• _YOUR TASK_:
Only the number is wanted: how many lines hold the word "dealer"?
==== ENTRIES PROVIDED
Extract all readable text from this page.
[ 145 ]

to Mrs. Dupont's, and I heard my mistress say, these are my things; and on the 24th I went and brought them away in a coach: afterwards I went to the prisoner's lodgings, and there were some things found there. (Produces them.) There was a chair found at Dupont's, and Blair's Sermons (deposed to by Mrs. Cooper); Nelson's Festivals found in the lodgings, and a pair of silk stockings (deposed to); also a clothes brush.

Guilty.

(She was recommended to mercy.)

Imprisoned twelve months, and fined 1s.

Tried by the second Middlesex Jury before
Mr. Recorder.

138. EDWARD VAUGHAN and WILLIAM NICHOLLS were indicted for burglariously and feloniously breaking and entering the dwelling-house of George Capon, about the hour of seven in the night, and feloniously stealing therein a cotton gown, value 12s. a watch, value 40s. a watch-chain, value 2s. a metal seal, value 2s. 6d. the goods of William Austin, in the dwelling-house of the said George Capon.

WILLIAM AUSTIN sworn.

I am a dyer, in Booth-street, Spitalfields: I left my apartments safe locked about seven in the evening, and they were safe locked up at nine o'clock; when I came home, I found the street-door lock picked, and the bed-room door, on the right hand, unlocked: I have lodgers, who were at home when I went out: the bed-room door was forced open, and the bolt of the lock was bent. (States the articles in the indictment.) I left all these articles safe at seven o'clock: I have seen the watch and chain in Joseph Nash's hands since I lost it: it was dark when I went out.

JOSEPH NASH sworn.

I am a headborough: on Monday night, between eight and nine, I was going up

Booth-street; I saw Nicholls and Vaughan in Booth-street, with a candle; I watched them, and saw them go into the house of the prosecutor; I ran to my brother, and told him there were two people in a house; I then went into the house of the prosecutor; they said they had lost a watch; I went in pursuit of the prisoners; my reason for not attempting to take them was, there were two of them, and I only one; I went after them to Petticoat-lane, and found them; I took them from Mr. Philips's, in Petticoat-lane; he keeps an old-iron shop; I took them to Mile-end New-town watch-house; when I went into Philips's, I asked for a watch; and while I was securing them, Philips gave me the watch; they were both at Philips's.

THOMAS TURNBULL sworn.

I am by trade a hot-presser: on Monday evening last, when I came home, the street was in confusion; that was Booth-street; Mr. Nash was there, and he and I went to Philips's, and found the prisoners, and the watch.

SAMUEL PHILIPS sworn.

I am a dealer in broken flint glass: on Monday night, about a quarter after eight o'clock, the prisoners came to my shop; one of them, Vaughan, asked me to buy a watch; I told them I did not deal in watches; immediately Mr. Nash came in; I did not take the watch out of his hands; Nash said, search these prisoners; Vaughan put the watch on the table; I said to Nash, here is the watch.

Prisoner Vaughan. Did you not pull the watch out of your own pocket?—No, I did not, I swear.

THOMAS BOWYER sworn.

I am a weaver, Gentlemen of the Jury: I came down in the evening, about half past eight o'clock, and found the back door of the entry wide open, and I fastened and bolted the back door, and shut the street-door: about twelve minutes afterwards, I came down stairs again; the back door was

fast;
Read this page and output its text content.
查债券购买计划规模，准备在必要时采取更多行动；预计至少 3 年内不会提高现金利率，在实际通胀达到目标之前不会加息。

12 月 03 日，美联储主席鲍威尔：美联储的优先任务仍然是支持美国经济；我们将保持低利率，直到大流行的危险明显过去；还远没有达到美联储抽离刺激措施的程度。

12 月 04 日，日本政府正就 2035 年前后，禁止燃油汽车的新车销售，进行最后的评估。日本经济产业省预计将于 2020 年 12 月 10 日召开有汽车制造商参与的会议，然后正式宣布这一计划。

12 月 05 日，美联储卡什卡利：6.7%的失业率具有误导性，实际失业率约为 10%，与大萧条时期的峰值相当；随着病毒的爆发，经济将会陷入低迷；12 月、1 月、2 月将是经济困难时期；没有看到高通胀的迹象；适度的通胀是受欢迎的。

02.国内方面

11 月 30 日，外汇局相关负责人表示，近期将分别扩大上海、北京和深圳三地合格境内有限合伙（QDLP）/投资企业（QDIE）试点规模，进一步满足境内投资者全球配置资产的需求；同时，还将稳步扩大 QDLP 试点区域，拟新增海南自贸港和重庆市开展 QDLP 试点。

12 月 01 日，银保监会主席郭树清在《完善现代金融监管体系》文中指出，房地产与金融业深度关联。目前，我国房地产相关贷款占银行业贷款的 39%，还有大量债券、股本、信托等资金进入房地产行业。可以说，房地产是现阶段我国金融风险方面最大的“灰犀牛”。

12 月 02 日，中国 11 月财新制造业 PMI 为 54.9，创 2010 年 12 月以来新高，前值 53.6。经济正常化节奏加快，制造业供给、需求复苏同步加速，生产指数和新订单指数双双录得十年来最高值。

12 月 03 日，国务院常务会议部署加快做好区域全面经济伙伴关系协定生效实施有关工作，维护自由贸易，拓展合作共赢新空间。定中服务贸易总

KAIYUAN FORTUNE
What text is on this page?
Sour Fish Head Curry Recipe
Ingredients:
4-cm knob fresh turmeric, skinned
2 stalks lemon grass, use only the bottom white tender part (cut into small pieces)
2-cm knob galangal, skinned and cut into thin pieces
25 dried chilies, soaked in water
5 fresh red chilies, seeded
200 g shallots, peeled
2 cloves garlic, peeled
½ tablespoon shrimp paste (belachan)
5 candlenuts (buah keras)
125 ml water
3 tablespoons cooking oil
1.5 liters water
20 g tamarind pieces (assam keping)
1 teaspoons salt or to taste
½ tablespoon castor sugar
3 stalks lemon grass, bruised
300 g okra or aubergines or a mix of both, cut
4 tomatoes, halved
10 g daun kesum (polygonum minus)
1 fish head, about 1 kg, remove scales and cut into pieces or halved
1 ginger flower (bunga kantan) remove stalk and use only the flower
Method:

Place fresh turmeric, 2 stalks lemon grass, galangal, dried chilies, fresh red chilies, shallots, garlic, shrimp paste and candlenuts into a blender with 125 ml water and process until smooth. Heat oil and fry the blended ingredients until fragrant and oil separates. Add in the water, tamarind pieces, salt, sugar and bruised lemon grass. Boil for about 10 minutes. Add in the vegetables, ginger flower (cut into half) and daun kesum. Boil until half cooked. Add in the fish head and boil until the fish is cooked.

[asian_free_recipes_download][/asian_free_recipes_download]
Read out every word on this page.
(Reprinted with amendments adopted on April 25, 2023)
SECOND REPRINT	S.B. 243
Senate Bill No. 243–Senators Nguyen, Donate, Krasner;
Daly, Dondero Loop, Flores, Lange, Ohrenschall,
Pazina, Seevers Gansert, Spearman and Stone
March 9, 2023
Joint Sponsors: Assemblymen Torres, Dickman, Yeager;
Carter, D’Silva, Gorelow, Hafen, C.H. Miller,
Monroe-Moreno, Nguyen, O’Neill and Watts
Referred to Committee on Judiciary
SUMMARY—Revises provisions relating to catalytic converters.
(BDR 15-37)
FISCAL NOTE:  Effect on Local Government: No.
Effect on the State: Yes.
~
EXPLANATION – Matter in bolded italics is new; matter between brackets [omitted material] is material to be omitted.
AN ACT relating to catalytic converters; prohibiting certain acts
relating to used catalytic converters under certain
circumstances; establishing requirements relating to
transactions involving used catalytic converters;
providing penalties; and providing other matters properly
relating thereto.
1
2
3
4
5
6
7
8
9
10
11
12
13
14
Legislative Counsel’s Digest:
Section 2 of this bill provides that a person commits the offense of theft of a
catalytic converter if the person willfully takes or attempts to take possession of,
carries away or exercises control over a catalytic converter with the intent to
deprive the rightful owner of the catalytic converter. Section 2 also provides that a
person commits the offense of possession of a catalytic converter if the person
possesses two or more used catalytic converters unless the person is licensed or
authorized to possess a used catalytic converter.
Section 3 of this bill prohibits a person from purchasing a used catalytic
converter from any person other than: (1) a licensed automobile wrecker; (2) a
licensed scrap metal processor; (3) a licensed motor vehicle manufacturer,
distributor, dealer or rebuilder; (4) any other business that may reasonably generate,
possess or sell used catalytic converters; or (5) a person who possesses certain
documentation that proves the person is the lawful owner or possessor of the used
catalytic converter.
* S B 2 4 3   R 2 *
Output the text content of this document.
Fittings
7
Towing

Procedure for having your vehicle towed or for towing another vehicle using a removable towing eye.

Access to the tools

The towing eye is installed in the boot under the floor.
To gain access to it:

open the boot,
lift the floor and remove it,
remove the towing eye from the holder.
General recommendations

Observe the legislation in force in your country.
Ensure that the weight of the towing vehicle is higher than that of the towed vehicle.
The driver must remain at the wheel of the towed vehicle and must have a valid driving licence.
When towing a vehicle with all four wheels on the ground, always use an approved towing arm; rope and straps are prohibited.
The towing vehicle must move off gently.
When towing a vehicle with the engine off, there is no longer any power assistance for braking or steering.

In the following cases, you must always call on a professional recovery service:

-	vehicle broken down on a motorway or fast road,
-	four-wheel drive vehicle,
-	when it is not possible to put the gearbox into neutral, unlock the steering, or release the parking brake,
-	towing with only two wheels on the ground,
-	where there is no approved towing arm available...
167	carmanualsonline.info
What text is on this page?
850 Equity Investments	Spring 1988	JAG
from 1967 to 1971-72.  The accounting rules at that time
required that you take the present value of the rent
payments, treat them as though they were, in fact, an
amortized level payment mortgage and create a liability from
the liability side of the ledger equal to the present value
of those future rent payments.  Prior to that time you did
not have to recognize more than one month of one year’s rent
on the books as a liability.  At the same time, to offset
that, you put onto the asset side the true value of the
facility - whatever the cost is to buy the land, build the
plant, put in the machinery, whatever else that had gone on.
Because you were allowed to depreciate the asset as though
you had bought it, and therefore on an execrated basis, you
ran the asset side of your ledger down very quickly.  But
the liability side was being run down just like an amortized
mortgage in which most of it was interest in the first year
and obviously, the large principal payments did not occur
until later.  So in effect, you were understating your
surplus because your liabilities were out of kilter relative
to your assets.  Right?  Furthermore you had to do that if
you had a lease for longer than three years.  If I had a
========
• _WRITTEN ANSWER_:
2